→ **DIRECTIONS**:
Only a number is wanted: the count of lines in this listing that contain "parábola".

→ **DATA FOR THIS TASK**:

begin

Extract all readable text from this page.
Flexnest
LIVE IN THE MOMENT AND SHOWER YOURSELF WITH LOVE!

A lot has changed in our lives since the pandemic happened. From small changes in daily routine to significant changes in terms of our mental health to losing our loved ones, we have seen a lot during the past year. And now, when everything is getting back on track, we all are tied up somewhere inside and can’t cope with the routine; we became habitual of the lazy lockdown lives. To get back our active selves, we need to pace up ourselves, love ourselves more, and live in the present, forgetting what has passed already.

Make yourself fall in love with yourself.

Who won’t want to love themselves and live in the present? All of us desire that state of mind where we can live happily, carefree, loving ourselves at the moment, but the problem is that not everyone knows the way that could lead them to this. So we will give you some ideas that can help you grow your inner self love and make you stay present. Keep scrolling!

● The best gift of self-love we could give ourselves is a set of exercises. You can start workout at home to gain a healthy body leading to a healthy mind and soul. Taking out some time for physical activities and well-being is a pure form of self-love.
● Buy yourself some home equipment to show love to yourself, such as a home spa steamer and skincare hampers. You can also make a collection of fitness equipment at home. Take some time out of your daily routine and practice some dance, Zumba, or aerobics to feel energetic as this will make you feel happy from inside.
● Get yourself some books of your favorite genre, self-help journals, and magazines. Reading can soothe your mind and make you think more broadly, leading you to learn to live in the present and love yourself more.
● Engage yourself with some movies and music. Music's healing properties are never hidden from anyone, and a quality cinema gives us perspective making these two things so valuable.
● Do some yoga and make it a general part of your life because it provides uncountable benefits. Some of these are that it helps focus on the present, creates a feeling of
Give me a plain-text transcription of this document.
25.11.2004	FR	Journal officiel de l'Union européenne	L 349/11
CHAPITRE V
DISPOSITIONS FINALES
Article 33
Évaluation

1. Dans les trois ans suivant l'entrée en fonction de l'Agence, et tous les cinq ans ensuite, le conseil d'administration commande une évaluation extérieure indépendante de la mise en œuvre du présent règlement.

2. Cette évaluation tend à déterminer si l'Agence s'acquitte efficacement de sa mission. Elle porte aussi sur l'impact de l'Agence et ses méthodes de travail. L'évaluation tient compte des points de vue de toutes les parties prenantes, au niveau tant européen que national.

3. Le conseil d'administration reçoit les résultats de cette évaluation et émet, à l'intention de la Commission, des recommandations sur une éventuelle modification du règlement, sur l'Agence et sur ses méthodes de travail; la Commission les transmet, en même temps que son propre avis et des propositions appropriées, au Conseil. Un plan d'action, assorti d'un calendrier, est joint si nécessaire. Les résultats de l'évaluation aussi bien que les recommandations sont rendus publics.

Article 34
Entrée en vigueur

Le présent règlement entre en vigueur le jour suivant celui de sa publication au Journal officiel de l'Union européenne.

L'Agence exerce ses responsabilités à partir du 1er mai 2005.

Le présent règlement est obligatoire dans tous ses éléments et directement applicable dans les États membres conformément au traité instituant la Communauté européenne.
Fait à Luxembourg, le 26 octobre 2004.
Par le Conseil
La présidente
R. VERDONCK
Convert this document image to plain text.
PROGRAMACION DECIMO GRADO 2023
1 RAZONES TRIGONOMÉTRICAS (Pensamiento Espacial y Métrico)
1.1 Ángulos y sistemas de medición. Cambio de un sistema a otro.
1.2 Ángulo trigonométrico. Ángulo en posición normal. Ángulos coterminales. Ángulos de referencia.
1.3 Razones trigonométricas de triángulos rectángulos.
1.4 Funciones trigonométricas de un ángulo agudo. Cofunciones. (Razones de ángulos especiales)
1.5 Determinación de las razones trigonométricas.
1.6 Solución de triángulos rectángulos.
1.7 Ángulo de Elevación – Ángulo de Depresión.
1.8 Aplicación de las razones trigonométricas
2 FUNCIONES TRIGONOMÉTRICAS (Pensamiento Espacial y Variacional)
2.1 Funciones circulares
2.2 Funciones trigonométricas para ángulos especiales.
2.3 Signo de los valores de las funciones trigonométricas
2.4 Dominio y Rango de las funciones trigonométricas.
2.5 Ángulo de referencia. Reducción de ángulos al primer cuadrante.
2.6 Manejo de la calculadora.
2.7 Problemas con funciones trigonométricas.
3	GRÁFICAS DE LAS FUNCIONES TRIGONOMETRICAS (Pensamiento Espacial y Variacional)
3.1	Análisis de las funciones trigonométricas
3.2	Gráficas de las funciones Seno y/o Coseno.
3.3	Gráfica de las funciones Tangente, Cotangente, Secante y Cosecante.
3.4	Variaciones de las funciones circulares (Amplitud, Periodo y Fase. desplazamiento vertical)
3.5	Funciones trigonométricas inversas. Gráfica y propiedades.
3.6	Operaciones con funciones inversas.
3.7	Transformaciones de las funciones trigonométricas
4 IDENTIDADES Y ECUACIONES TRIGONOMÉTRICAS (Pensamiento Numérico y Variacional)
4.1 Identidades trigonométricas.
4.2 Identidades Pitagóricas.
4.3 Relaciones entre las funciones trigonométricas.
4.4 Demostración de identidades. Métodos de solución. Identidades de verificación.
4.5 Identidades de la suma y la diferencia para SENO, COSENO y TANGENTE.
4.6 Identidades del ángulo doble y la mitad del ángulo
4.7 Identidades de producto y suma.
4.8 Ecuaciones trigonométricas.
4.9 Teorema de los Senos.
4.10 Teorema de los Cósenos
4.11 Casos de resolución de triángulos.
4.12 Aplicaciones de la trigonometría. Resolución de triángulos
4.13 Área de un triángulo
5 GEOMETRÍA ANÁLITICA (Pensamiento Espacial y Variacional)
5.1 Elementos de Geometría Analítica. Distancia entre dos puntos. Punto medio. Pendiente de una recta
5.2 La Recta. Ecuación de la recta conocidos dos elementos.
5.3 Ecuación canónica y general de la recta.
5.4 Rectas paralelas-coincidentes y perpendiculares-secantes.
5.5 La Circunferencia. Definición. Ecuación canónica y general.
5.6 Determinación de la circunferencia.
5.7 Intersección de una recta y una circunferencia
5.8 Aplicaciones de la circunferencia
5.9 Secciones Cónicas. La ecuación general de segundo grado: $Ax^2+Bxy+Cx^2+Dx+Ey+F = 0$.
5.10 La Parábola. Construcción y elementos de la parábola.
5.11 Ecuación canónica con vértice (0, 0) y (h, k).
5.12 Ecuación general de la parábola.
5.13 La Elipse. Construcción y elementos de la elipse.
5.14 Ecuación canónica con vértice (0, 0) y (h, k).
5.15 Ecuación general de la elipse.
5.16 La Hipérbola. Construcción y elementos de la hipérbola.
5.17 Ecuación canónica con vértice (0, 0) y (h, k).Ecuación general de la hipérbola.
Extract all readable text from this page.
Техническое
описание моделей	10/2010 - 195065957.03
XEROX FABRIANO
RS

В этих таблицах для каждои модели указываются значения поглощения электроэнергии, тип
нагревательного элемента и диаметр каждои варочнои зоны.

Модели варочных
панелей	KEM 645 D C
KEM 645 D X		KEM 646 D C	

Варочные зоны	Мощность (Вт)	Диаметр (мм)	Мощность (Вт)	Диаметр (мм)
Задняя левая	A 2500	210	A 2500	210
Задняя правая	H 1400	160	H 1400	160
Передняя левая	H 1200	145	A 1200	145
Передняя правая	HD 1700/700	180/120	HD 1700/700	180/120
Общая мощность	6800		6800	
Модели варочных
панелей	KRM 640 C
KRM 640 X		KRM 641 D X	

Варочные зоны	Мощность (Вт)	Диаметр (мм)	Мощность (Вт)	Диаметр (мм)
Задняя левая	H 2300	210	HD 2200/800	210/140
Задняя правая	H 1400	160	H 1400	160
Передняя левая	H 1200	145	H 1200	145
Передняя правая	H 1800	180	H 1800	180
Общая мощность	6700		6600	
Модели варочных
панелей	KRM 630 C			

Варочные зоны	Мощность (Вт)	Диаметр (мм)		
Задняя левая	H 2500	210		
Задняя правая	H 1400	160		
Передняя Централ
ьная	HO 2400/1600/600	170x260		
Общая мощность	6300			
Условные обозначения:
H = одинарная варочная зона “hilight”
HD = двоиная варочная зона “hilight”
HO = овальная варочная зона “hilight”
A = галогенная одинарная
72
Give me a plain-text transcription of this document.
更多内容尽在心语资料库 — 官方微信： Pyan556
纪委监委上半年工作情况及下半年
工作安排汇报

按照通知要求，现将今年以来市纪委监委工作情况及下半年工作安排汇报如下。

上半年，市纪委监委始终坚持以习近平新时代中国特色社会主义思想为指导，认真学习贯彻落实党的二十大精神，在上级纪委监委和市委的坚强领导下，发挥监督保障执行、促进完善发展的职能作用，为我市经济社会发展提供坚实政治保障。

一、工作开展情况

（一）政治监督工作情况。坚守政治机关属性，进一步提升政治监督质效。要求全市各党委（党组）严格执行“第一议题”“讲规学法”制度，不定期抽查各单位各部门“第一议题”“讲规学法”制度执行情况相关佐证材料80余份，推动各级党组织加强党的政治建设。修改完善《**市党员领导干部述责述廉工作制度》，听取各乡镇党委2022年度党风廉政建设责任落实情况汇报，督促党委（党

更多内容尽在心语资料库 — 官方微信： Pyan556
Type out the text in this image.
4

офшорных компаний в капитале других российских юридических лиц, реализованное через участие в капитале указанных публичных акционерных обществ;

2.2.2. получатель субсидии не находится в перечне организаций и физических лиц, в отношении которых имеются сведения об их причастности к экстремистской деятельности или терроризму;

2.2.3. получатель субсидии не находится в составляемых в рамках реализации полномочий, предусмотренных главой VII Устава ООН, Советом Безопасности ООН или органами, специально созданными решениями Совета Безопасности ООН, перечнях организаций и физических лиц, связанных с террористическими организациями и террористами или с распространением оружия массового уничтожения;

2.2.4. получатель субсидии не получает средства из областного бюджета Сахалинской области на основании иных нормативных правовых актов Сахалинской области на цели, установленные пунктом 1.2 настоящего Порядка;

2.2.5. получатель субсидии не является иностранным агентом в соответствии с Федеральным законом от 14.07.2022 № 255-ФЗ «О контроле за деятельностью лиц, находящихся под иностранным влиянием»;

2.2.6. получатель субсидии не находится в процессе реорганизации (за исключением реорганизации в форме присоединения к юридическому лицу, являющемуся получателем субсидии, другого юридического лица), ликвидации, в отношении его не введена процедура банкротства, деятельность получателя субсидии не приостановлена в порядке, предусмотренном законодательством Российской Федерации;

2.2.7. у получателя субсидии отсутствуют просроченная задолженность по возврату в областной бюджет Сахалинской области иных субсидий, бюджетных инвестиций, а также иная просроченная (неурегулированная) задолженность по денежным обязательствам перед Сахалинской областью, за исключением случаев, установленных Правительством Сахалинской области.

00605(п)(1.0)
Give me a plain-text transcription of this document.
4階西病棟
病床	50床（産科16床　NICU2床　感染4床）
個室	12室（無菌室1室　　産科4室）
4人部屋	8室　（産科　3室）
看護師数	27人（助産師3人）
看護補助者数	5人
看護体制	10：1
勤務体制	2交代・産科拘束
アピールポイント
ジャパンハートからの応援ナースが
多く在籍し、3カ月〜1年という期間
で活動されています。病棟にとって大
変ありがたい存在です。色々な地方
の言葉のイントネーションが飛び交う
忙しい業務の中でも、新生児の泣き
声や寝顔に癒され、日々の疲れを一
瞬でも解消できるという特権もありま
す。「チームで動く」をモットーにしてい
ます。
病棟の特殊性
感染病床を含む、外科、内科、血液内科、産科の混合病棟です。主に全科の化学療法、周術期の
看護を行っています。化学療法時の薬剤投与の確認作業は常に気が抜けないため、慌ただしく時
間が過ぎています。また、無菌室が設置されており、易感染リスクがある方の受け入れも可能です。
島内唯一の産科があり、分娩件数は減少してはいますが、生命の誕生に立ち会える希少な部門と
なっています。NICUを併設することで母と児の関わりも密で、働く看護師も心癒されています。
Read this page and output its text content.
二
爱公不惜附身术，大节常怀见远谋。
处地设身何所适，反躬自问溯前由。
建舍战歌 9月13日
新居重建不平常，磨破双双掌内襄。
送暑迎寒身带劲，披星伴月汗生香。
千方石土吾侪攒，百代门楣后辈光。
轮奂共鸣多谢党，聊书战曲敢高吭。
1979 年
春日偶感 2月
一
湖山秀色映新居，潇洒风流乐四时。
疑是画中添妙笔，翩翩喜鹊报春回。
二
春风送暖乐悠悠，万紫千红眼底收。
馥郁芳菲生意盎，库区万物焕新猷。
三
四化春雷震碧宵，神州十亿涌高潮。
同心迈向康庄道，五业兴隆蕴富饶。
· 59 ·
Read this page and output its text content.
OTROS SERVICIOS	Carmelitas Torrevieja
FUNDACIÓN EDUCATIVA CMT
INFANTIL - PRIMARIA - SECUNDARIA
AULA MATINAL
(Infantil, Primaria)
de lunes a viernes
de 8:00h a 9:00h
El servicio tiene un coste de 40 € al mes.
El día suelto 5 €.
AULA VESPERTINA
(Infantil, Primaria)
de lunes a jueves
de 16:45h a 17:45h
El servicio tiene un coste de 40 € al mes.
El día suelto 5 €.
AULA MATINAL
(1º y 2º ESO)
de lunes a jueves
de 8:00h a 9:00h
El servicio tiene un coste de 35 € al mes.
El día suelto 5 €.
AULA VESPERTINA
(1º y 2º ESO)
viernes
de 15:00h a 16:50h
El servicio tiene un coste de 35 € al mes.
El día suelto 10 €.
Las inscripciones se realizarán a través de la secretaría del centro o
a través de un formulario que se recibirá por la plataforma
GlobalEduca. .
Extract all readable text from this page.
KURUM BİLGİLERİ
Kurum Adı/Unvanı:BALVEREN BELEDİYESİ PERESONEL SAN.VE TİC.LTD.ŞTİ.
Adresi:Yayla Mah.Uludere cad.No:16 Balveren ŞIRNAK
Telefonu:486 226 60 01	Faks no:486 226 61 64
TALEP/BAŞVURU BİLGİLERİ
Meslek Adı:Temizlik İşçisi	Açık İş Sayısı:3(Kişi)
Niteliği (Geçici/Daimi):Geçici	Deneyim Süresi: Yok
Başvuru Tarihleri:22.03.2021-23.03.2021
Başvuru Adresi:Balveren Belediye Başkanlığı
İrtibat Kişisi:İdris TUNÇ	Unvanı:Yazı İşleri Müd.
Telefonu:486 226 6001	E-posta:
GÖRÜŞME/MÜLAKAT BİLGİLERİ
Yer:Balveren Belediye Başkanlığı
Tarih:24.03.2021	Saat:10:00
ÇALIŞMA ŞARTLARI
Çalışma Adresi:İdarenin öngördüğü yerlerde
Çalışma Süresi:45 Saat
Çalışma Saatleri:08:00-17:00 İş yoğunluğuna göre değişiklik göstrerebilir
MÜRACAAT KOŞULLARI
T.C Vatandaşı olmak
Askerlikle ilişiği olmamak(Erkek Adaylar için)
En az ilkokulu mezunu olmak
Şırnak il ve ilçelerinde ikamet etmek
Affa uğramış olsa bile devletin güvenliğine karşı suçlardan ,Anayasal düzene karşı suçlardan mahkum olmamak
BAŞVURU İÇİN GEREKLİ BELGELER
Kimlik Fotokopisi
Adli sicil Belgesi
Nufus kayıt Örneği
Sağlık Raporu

end

→ **ANSWER BELOW**:
2